SUPPLIED MATERIAL:
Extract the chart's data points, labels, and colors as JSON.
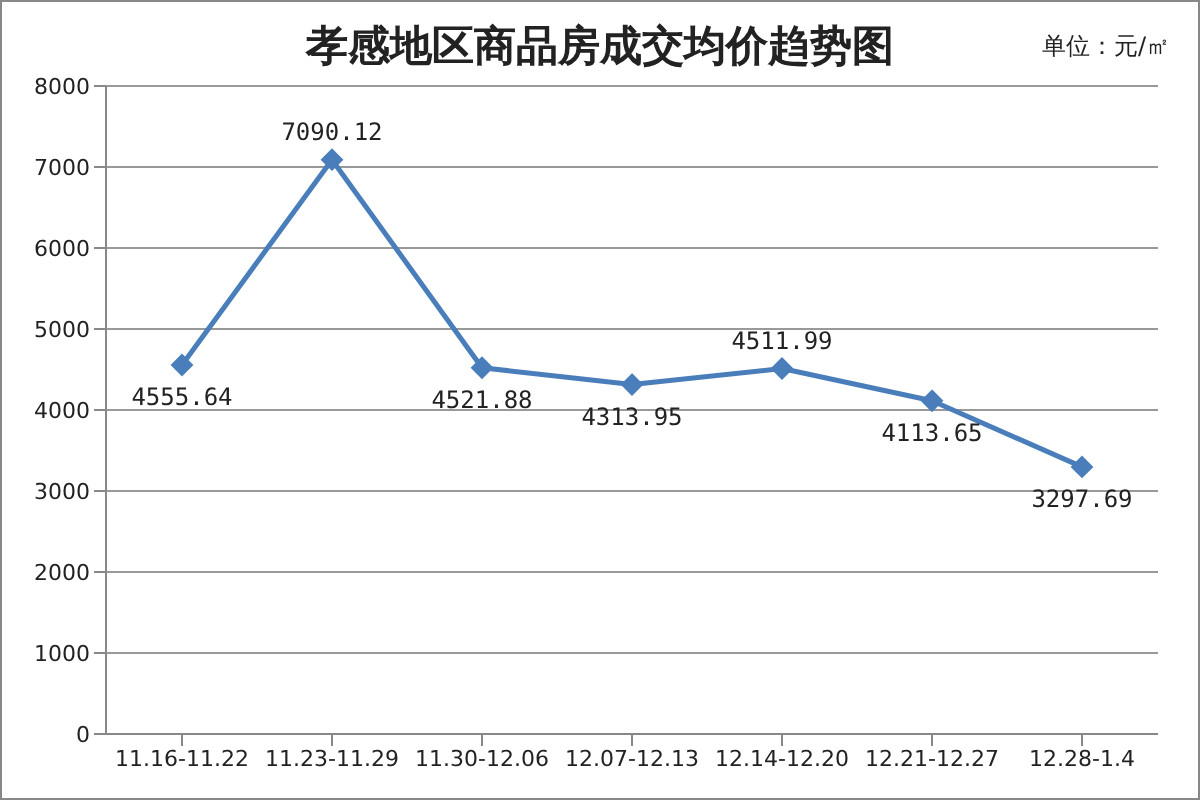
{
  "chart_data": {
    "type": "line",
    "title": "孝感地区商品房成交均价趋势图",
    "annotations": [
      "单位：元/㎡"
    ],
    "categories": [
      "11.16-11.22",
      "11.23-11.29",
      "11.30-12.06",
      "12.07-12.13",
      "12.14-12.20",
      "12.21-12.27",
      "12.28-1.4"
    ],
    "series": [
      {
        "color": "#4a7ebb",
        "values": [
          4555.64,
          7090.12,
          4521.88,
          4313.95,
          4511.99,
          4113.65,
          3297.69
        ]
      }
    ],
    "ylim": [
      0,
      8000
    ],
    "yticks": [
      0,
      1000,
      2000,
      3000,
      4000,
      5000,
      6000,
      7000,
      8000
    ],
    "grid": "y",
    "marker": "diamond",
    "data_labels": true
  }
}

---

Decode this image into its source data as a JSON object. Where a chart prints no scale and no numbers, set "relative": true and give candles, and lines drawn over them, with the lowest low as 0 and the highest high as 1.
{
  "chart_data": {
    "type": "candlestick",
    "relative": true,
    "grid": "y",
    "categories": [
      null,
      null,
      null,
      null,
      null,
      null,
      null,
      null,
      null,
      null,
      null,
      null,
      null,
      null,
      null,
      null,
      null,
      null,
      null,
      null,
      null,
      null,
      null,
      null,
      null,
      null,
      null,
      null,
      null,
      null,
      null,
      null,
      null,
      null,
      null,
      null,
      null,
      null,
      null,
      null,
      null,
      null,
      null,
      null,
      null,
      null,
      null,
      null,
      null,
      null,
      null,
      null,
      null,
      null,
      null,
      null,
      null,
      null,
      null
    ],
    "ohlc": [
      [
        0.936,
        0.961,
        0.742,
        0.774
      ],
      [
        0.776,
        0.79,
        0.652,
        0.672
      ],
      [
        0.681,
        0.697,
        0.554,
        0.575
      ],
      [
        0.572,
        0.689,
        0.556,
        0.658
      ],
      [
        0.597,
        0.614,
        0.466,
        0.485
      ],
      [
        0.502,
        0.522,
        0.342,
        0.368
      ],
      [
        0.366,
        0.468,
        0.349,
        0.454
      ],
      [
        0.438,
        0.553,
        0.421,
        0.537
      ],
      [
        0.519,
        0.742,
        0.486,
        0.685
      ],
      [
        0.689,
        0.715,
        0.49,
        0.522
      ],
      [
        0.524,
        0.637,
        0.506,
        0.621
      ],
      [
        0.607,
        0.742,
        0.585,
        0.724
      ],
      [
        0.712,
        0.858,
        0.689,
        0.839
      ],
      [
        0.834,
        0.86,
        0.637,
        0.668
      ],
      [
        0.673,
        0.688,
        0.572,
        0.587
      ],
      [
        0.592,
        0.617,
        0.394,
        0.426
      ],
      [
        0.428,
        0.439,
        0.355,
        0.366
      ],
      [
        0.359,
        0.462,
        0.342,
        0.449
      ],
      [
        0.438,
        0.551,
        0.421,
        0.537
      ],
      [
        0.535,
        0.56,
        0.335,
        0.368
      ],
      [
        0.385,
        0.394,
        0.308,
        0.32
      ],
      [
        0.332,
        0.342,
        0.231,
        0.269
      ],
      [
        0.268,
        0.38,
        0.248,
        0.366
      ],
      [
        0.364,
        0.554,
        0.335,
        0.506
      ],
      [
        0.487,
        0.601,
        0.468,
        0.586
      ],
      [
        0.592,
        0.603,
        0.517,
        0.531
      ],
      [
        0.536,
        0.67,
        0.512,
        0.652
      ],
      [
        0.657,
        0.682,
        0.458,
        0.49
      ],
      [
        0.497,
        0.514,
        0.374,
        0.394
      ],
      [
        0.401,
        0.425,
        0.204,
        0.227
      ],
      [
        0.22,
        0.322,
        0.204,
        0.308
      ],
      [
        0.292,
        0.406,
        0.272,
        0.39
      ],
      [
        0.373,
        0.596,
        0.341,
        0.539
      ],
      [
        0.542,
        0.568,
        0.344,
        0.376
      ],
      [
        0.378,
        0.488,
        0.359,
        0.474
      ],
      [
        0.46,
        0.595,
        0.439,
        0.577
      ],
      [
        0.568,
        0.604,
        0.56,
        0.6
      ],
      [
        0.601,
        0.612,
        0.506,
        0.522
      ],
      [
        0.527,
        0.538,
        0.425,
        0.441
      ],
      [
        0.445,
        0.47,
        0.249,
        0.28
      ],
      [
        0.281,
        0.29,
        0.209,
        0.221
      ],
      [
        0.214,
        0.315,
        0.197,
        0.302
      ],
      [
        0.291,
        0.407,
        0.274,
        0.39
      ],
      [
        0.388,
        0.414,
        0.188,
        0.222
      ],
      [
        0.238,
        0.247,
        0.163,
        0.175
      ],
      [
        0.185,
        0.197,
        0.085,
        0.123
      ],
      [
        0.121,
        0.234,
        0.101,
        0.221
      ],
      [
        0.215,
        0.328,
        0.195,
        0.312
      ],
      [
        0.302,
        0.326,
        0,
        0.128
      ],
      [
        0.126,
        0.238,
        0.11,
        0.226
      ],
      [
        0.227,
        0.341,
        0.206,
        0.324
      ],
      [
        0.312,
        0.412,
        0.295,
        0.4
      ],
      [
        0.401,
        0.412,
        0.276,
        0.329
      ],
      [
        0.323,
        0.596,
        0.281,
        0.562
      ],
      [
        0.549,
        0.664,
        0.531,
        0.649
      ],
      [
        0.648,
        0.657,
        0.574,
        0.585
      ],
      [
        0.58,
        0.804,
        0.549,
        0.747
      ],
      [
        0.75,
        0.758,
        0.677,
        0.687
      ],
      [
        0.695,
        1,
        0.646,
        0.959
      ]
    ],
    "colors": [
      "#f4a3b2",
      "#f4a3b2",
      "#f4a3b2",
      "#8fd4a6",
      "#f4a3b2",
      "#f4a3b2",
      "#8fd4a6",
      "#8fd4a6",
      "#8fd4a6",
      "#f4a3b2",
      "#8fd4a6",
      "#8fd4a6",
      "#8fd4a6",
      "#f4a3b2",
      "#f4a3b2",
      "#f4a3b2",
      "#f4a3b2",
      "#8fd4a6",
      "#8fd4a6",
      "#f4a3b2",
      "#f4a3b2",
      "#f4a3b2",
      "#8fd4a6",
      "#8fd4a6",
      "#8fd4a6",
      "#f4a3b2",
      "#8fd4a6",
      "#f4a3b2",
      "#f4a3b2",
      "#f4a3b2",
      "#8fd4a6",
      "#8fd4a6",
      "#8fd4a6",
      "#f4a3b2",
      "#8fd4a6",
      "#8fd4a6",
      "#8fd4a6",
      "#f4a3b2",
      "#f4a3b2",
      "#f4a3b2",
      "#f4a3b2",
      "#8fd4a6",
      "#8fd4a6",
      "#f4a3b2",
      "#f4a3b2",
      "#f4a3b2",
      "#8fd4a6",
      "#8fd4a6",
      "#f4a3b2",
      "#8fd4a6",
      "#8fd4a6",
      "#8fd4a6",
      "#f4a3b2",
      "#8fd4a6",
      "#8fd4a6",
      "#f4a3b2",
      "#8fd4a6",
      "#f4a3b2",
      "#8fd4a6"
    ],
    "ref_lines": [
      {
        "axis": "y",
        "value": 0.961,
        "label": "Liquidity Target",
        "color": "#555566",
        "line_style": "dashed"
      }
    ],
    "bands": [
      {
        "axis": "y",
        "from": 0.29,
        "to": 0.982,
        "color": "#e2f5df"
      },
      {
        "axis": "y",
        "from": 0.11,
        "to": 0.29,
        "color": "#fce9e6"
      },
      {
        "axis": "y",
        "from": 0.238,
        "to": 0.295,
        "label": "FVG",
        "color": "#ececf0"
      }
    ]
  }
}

PROBLEM DESCRIPTION:
What is the number of lines holding the word "true"? State it alone.

WRITTEN REPLY:
3